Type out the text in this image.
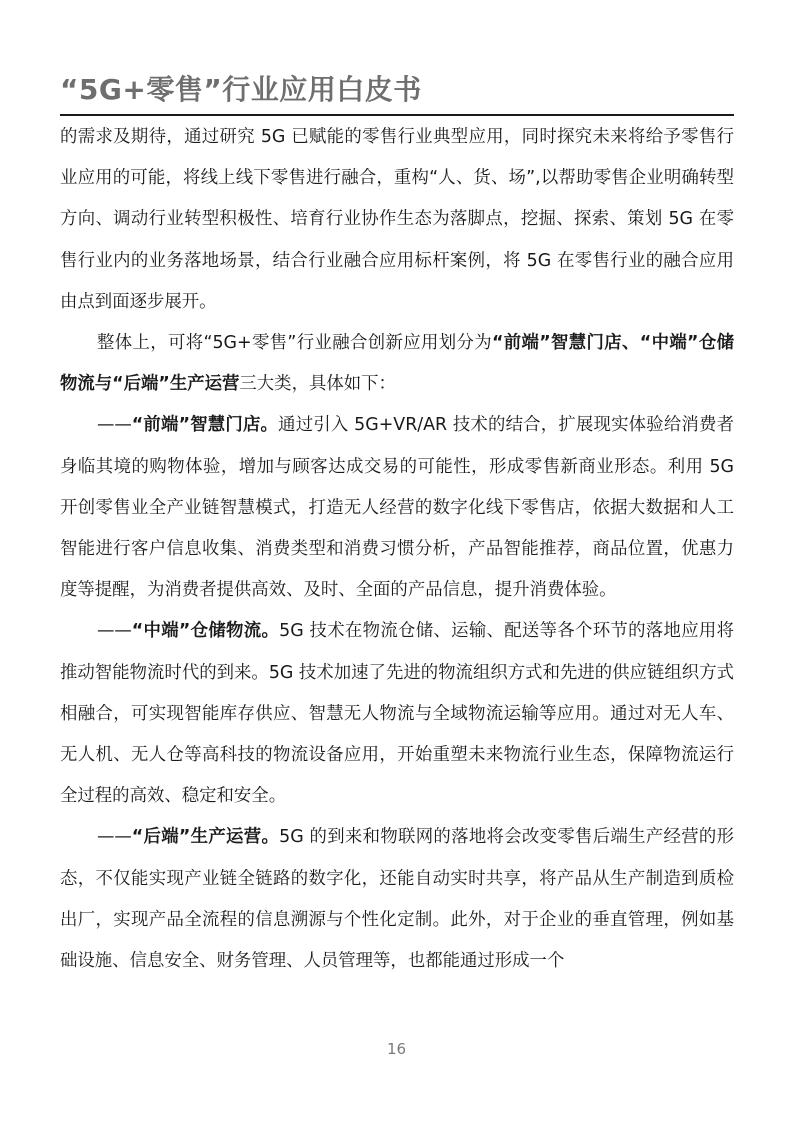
“5G+零售”行业应用白皮书

的需求及期待，通过研究 5G 已赋能的零售行业典型应用，同时探究未来将给予零售行业应用的可能，将线上线下零售进行融合，重构“人、货、场”,以帮助零售企业明确转型方向、调动行业转型积极性、培育行业协作生态为落脚点，挖掘、探索、策划 5G 在零售行业内的业务落地场景，结合行业融合应用标杆案例，将 5G 在零售行业的融合应用由点到面逐步展开。

整体上，可将“5G+零售”行业融合创新应用划分为“前端”智慧门店、“中端”仓储物流与“后端”生产运营三大类，具体如下：

——“前端”智慧门店。通过引入 5G+VR/AR 技术的结合，扩展现实体验给消费者身临其境的购物体验，增加与顾客达成交易的可能性，形成零售新商业形态。利用 5G 开创零售业全产业链智慧模式，打造无人经营的数字化线下零售店，依据大数据和人工智能进行客户信息收集、消费类型和消费习惯分析，产品智能推荐，商品位置，优惠力度等提醒，为消费者提供高效、及时、全面的产品信息，提升消费体验。

——“中端”仓储物流。5G 技术在物流仓储、运输、配送等各个环节的落地应用将推动智能物流时代的到来。5G 技术加速了先进的物流组织方式和先进的供应链组织方式相融合，可实现智能库存供应、智慧无人物流与全域物流运输等应用。通过对无人车、无人机、无人仓等高科技的物流设备应用，开始重塑未来物流行业生态，保障物流运行全过程的高效、稳定和安全。

——“后端”生产运营。5G 的到来和物联网的落地将会改变零售后端生产经营的形态，不仅能实现产业链全链路的数字化，还能自动实时共享，将产品从生产制造到质检出厂，实现产品全流程的信息溯源与个性化定制。此外，对于企业的垂直管理，例如基础设施、信息安全、财务管理、人员管理等，也都能通过形成一个

16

--------------------------------

● EXERCISE INSTRUCTIONS: Leave images out of the retyped records; keep all else exact.

● FULL OUTPUT:
Type out the text in this image.
“5G+零售”行业应用白皮书

的需求及期待，通过研究 5G 已赋能的零售行业典型应用，同时探究未来将给予零售行业应用的可能，将线上线下零售进行融合，重构“人、货、场”,以帮助零售企业明确转型方向、调动行业转型积极性、培育行业协作生态为落脚点，挖掘、探索、策划 5G 在零售行业内的业务落地场景，结合行业融合应用标杆案例，将 5G 在零售行业的融合应用由点到面逐步展开。

整体上，可将“5G+零售”行业融合创新应用划分为“前端”智慧门店、“中端”仓储物流与“后端”生产运营三大类，具体如下：

——“前端”智慧门店。通过引入 5G+VR/AR 技术的结合，扩展现实体验给消费者身临其境的购物体验，增加与顾客达成交易的可能性，形成零售新商业形态。利用 5G 开创零售业全产业链智慧模式，打造无人经营的数字化线下零售店，依据大数据和人工智能进行客户信息收集、消费类型和消费习惯分析，产品智能推荐，商品位置，优惠力度等提醒，为消费者提供高效、及时、全面的产品信息，提升消费体验。

——“中端”仓储物流。5G 技术在物流仓储、运输、配送等各个环节的落地应用将推动智能物流时代的到来。5G 技术加速了先进的物流组织方式和先进的供应链组织方式相融合，可实现智能库存供应、智慧无人物流与全域物流运输等应用。通过对无人车、无人机、无人仓等高科技的物流设备应用，开始重塑未来物流行业生态，保障物流运行全过程的高效、稳定和安全。

——“后端”生产运营。5G 的到来和物联网的落地将会改变零售后端生产经营的形态，不仅能实现产业链全链路的数字化，还能自动实时共享，将产品从生产制造到质检出厂，实现产品全流程的信息溯源与个性化定制。此外，对于企业的垂直管理，例如基础设施、信息安全、财务管理、人员管理等，也都能通过形成一个

16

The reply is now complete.